### MATERIAL FOR THE TASK:
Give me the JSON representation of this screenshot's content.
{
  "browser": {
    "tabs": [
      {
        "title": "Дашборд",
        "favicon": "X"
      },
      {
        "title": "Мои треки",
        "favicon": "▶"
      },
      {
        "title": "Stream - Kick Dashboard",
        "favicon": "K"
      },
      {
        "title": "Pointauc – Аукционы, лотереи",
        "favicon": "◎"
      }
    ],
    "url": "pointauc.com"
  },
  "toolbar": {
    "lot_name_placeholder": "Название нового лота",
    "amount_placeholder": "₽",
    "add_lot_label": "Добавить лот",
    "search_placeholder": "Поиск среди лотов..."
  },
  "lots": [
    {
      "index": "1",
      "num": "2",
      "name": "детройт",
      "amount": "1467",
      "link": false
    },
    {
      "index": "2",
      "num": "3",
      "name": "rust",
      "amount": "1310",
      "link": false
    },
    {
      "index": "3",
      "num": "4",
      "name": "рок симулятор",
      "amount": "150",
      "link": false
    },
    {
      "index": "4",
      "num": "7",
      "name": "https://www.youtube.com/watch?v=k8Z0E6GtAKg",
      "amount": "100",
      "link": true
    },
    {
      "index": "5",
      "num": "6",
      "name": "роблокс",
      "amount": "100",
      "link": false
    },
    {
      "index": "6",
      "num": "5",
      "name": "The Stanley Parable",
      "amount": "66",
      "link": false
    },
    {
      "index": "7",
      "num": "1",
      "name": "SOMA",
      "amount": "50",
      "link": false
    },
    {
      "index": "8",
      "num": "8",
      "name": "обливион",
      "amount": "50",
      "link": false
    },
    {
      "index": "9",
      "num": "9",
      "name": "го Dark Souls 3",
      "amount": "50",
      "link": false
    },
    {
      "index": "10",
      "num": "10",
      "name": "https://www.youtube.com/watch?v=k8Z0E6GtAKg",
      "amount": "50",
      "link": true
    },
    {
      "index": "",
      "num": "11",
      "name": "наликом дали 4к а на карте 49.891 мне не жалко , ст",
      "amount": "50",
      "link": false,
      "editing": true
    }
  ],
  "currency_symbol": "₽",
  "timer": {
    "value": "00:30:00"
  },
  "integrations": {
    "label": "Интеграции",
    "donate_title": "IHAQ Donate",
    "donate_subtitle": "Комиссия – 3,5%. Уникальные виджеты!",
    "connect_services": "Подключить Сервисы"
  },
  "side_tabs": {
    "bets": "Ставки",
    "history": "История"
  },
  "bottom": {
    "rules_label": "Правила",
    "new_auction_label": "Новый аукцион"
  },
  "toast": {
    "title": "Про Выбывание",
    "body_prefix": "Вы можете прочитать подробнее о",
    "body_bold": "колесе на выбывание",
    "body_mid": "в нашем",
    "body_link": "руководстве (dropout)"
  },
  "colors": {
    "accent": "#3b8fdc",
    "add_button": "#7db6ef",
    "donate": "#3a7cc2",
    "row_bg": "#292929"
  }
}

### WORK TO DO:
Find the word "favicon" and list each line it appears in.

### FULL ANSWER:
        "favicon": "X"
        "favicon": "▶"
        "favicon": "K"
        "favicon": "◎"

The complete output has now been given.